## START RECORDED DATA

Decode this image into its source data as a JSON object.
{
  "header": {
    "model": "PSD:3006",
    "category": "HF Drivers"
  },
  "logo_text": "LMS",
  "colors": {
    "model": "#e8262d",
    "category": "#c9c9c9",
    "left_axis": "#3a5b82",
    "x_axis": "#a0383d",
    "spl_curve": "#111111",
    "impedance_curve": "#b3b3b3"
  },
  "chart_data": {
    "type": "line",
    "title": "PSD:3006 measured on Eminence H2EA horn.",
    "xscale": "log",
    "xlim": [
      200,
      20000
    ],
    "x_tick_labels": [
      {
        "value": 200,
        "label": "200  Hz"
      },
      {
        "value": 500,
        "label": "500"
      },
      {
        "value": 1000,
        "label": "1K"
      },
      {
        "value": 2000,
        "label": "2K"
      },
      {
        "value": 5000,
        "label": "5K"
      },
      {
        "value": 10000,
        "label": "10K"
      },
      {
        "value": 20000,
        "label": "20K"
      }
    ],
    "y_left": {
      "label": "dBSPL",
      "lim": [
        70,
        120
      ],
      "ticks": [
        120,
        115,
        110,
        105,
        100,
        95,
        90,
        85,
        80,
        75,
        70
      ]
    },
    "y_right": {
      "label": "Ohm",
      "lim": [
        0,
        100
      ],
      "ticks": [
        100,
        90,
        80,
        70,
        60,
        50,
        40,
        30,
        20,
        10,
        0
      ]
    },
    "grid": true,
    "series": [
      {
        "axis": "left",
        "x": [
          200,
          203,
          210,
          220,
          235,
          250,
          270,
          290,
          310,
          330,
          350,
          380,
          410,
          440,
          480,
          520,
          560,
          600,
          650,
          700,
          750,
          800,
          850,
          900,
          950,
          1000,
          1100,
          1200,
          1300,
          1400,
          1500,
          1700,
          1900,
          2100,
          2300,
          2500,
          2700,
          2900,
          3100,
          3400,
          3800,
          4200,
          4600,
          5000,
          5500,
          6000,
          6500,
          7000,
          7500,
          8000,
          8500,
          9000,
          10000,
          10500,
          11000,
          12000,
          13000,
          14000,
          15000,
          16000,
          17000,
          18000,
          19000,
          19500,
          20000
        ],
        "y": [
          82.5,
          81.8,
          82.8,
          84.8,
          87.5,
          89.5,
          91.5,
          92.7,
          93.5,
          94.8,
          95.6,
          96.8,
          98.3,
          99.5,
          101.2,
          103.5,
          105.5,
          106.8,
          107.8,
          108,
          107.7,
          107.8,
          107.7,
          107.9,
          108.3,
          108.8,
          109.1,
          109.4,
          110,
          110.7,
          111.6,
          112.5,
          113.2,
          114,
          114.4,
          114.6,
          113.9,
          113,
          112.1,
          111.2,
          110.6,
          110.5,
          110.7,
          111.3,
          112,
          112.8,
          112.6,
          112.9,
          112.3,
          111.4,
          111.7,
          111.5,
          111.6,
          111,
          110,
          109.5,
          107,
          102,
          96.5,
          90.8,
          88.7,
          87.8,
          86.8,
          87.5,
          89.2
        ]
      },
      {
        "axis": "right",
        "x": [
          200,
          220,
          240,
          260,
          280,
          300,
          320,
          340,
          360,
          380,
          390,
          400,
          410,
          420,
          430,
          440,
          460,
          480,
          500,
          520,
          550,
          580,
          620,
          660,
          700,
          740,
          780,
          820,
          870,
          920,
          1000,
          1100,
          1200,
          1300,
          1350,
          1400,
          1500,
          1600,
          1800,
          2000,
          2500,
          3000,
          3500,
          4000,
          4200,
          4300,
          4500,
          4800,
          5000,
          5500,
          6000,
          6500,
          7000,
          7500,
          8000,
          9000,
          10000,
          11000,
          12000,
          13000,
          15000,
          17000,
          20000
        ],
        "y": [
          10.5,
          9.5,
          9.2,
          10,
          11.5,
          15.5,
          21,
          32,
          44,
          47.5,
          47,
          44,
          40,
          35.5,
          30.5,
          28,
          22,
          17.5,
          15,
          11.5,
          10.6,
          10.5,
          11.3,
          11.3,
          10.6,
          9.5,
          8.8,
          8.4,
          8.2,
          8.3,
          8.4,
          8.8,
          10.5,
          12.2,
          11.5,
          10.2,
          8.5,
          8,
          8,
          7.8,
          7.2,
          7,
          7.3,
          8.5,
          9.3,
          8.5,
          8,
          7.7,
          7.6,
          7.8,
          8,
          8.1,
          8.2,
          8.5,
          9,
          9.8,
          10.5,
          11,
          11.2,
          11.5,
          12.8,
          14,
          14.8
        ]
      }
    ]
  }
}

## END RECORDED DATA

- _PROBLEM TO WORK ON_
Copy down the material exactly as written.

- _FULL ANSWER_
Decode this image into its source data as a JSON object.
{
  "header": {
    "model": "PSD:3006",
    "category": "HF Drivers"
  },
  "logo_text": "LMS",
  "colors": {
    "model": "#e8262d",
    "category": "#c9c9c9",
    "left_axis": "#3a5b82",
    "x_axis": "#a0383d",
    "spl_curve": "#111111",
    "impedance_curve": "#b3b3b3"
  },
  "chart_data": {
    "type": "line",
    "title": "PSD:3006 measured on Eminence H2EA horn.",
    "xscale": "log",
    "xlim": [
      200,
      20000
    ],
    "x_tick_labels": [
      {
        "value": 200,
        "label": "200  Hz"
      },
      {
        "value": 500,
        "label": "500"
      },
      {
        "value": 1000,
        "label": "1K"
      },
      {
        "value": 2000,
        "label": "2K"
      },
      {
        "value": 5000,
        "label": "5K"
      },
      {
        "value": 10000,
        "label": "10K"
      },
      {
        "value": 20000,
        "label": "20K"
      }
    ],
    "y_left": {
      "label": "dBSPL",
      "lim": [
        70,
        120
      ],
      "ticks": [
        120,
        115,
        110,
        105,
        100,
        95,
        90,
        85,
        80,
        75,
        70
      ]
    },
    "y_right": {
      "label": "Ohm",
      "lim": [
        0,
        100
      ],
      "ticks": [
        100,
        90,
        80,
        70,
        60,
        50,
        40,
        30,
        20,
        10,
        0
      ]
    },
    "grid": true,
    "series": [
      {
        "axis": "left",
        "x": [
          200,
          203,
          210,
          220,
          235,
          250,
          270,
          290,
          310,
          330,
          350,
          380,
          410,
          440,
          480,
          520,
          560,
          600,
          650,
          700,
          750,
          800,
          850,
          900,
          950,
          1000,
          1100,
          1200,
          1300,
          1400,
          1500,
          1700,
          1900,
          2100,
          2300,
          2500,
          2700,
          2900,
          3100,
          3400,
          3800,
          4200,
          4600,
          5000,
          5500,
          6000,
          6500,
          7000,
          7500,
          8000,
          8500,
          9000,
          10000,
          10500,
          11000,
          12000,
          13000,
          14000,
          15000,
          16000,
          17000,
          18000,
          19000,
          19500,
          20000
        ],
        "y": [
          82.5,
          81.8,
          82.8,
          84.8,
          87.5,
          89.5,
          91.5,
          92.7,
          93.5,
          94.8,
          95.6,
          96.8,
          98.3,
          99.5,
          101.2,
          103.5,
          105.5,
          106.8,
          107.8,
          108,
          107.7,
          107.8,
          107.7,
          107.9,
          108.3,
          108.8,
          109.1,
          109.4,
          110,
          110.7,
          111.6,
          112.5,
          113.2,
          114,
          114.4,
          114.6,
          113.9,
          113,
          112.1,
          111.2,
          110.6,
          110.5,
          110.7,
          111.3,
          112,
          112.8,
          112.6,
          112.9,
          112.3,
          111.4,
          111.7,
          111.5,
          111.6,
          111,
          110,
          109.5,
          107,
          102,
          96.5,
          90.8,
          88.7,
          87.8,
          86.8,
          87.5,
          89.2
        ]
      },
      {
        "axis": "right",
        "x": [
          200,
          220,
          240,
          260,
          280,
          300,
          320,
          340,
          360,
          380,
          390,
          400,
          410,
          420,
          430,
          440,
          460,
          480,
          500,
          520,
          550,
          580,
          620,
          660,
          700,
          740,
          780,
          820,
          870,
          920,
          1000,
          1100,
          1200,
          1300,
          1350,
          1400,
          1500,
          1600,
          1800,
          2000,
          2500,
          3000,
          3500,
          4000,
          4200,
          4300,
          4500,
          4800,
          5000,
          5500,
          6000,
          6500,
          7000,
          7500,
          8000,
          9000,
          10000,
          11000,
          12000,
          13000,
          15000,
          17000,
          20000
        ],
        "y": [
          10.5,
          9.5,
          9.2,
          10,
          11.5,
          15.5,
          21,
          32,
          44,
          47.5,
          47,
          44,
          40,
          35.5,
          30.5,
          28,
          22,
          17.5,
          15,
          11.5,
          10.6,
          10.5,
          11.3,
          11.3,
          10.6,
          9.5,
          8.8,
          8.4,
          8.2,
          8.3,
          8.4,
          8.8,
          10.5,
          12.2,
          11.5,
          10.2,
          8.5,
          8,
          8,
          7.8,
          7.2,
          7,
          7.3,
          8.5,
          9.3,
          8.5,
          8,
          7.7,
          7.6,
          7.8,
          8,
          8.1,
          8.2,
          8.5,
          9,
          9.8,
          10.5,
          11,
          11.2,
          11.5,
          12.8,
          14,
          14.8
        ]
      }
    ]
  }
}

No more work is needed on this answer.